Entries.
══════

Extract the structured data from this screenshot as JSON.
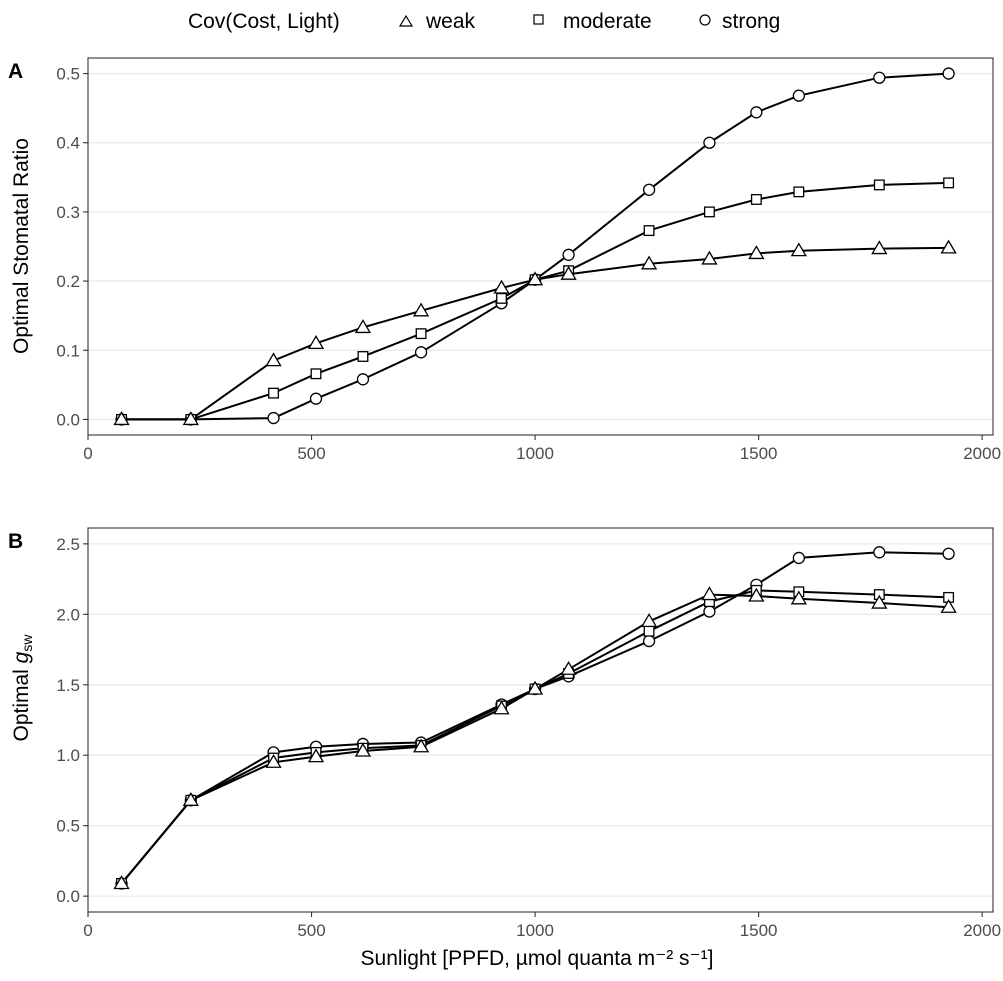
{
  "legend": {
    "title": "Cov(Cost, Light)",
    "items": [
      {
        "shape": "triangle-icon",
        "label": "weak"
      },
      {
        "shape": "square-icon",
        "label": "moderate"
      },
      {
        "shape": "circle-icon",
        "label": "strong"
      }
    ]
  },
  "colors": {
    "line": "#000000",
    "marker_fill": "#ffffff",
    "grid": "#ebebeb",
    "text": "#4d4d4d"
  },
  "chart_data": [
    {
      "type": "line",
      "panel_label": "A",
      "title": "",
      "xlabel": "",
      "ylabel": "Optimal Stomatal Ratio",
      "xlim": [
        0,
        2000
      ],
      "ylim": [
        0,
        0.5
      ],
      "x_ticks": [
        0,
        500,
        1000,
        1500,
        2000
      ],
      "y_ticks": [
        0.0,
        0.1,
        0.2,
        0.3,
        0.4,
        0.5
      ],
      "y_tick_labels": [
        "0.0",
        "0.1",
        "0.2",
        "0.3",
        "0.4",
        "0.5"
      ],
      "grid": true,
      "x": [
        75,
        230,
        415,
        510,
        615,
        745,
        925,
        1000,
        1075,
        1255,
        1390,
        1495,
        1590,
        1770,
        1925
      ],
      "series": [
        {
          "name": "weak",
          "marker": "triangle",
          "values": [
            0.0,
            0.0,
            0.085,
            0.11,
            0.133,
            0.157,
            0.19,
            0.202,
            0.21,
            0.225,
            0.232,
            0.24,
            0.244,
            0.247,
            0.248
          ]
        },
        {
          "name": "moderate",
          "marker": "square",
          "values": [
            0.0,
            0.0,
            0.038,
            0.066,
            0.091,
            0.124,
            0.175,
            0.202,
            0.215,
            0.273,
            0.3,
            0.318,
            0.329,
            0.339,
            0.342
          ]
        },
        {
          "name": "strong",
          "marker": "circle",
          "values": [
            0.0,
            0.0,
            0.002,
            0.03,
            0.058,
            0.097,
            0.168,
            0.202,
            0.238,
            0.332,
            0.4,
            0.444,
            0.468,
            0.494,
            0.5
          ]
        }
      ]
    },
    {
      "type": "line",
      "panel_label": "B",
      "title": "",
      "xlabel": "Sunlight [PPFD, µmol quanta m⁻² s⁻¹]",
      "ylabel_main": "Optimal ",
      "ylabel_var": "g",
      "ylabel_sub": "sw",
      "xlim": [
        0,
        2000
      ],
      "ylim": [
        0,
        2.5
      ],
      "x_ticks": [
        0,
        500,
        1000,
        1500,
        2000
      ],
      "y_ticks": [
        0.0,
        0.5,
        1.0,
        1.5,
        2.0,
        2.5
      ],
      "y_tick_labels": [
        "0.0",
        "0.5",
        "1.0",
        "1.5",
        "2.0",
        "2.5"
      ],
      "grid": true,
      "x": [
        75,
        230,
        415,
        510,
        615,
        745,
        925,
        1000,
        1075,
        1255,
        1390,
        1495,
        1590,
        1770,
        1925
      ],
      "series": [
        {
          "name": "weak",
          "marker": "triangle",
          "values": [
            0.09,
            0.68,
            0.95,
            0.99,
            1.03,
            1.06,
            1.33,
            1.47,
            1.61,
            1.95,
            2.14,
            2.13,
            2.11,
            2.08,
            2.05
          ]
        },
        {
          "name": "moderate",
          "marker": "square",
          "values": [
            0.09,
            0.68,
            0.98,
            1.02,
            1.05,
            1.07,
            1.35,
            1.47,
            1.58,
            1.88,
            2.09,
            2.17,
            2.16,
            2.14,
            2.12
          ]
        },
        {
          "name": "strong",
          "marker": "circle",
          "values": [
            0.09,
            0.68,
            1.02,
            1.06,
            1.08,
            1.09,
            1.36,
            1.47,
            1.56,
            1.81,
            2.02,
            2.21,
            2.4,
            2.44,
            2.43
          ]
        }
      ]
    }
  ]
}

══════

Print out every entry above without changing a word, and leave out the pictures.

Extract the structured data from this screenshot as JSON.
{
  "legend": {
    "title": "Cov(Cost, Light)",
    "items": [
      {
        "shape": "triangle-icon",
        "label": "weak"
      },
      {
        "shape": "square-icon",
        "label": "moderate"
      },
      {
        "shape": "circle-icon",
        "label": "strong"
      }
    ]
  },
  "colors": {
    "line": "#000000",
    "marker_fill": "#ffffff",
    "grid": "#ebebeb",
    "text": "#4d4d4d"
  },
  "chart_data": [
    {
      "type": "line",
      "panel_label": "A",
      "title": "",
      "xlabel": "",
      "ylabel": "Optimal Stomatal Ratio",
      "xlim": [
        0,
        2000
      ],
      "ylim": [
        0,
        0.5
      ],
      "x_ticks": [
        0,
        500,
        1000,
        1500,
        2000
      ],
      "y_ticks": [
        0.0,
        0.1,
        0.2,
        0.3,
        0.4,
        0.5
      ],
      "y_tick_labels": [
        "0.0",
        "0.1",
        "0.2",
        "0.3",
        "0.4",
        "0.5"
      ],
      "grid": true,
      "x": [
        75,
        230,
        415,
        510,
        615,
        745,
        925,
        1000,
        1075,
        1255,
        1390,
        1495,
        1590,
        1770,
        1925
      ],
      "series": [
        {
          "name": "weak",
          "marker": "triangle",
          "values": [
            0.0,
            0.0,
            0.085,
            0.11,
            0.133,
            0.157,
            0.19,
            0.202,
            0.21,
            0.225,
            0.232,
            0.24,
            0.244,
            0.247,
            0.248
          ]
        },
        {
          "name": "moderate",
          "marker": "square",
          "values": [
            0.0,
            0.0,
            0.038,
            0.066,
            0.091,
            0.124,
            0.175,
            0.202,
            0.215,
            0.273,
            0.3,
            0.318,
            0.329,
            0.339,
            0.342
          ]
        },
        {
          "name": "strong",
          "marker": "circle",
          "values": [
            0.0,
            0.0,
            0.002,
            0.03,
            0.058,
            0.097,
            0.168,
            0.202,
            0.238,
            0.332,
            0.4,
            0.444,
            0.468,
            0.494,
            0.5
          ]
        }
      ]
    },
    {
      "type": "line",
      "panel_label": "B",
      "title": "",
      "xlabel": "Sunlight [PPFD, µmol quanta m⁻² s⁻¹]",
      "ylabel_main": "Optimal ",
      "ylabel_var": "g",
      "ylabel_sub": "sw",
      "xlim": [
        0,
        2000
      ],
      "ylim": [
        0,
        2.5
      ],
      "x_ticks": [
        0,
        500,
        1000,
        1500,
        2000
      ],
      "y_ticks": [
        0.0,
        0.5,
        1.0,
        1.5,
        2.0,
        2.5
      ],
      "y_tick_labels": [
        "0.0",
        "0.5",
        "1.0",
        "1.5",
        "2.0",
        "2.5"
      ],
      "grid": true,
      "x": [
        75,
        230,
        415,
        510,
        615,
        745,
        925,
        1000,
        1075,
        1255,
        1390,
        1495,
        1590,
        1770,
        1925
      ],
      "series": [
        {
          "name": "weak",
          "marker": "triangle",
          "values": [
            0.09,
            0.68,
            0.95,
            0.99,
            1.03,
            1.06,
            1.33,
            1.47,
            1.61,
            1.95,
            2.14,
            2.13,
            2.11,
            2.08,
            2.05
          ]
        },
        {
          "name": "moderate",
          "marker": "square",
          "values": [
            0.09,
            0.68,
            0.98,
            1.02,
            1.05,
            1.07,
            1.35,
            1.47,
            1.58,
            1.88,
            2.09,
            2.17,
            2.16,
            2.14,
            2.12
          ]
        },
        {
          "name": "strong",
          "marker": "circle",
          "values": [
            0.09,
            0.68,
            1.02,
            1.06,
            1.08,
            1.09,
            1.36,
            1.47,
            1.56,
            1.81,
            2.02,
            2.21,
            2.4,
            2.44,
            2.43
          ]
        }
      ]
    }
  ]
}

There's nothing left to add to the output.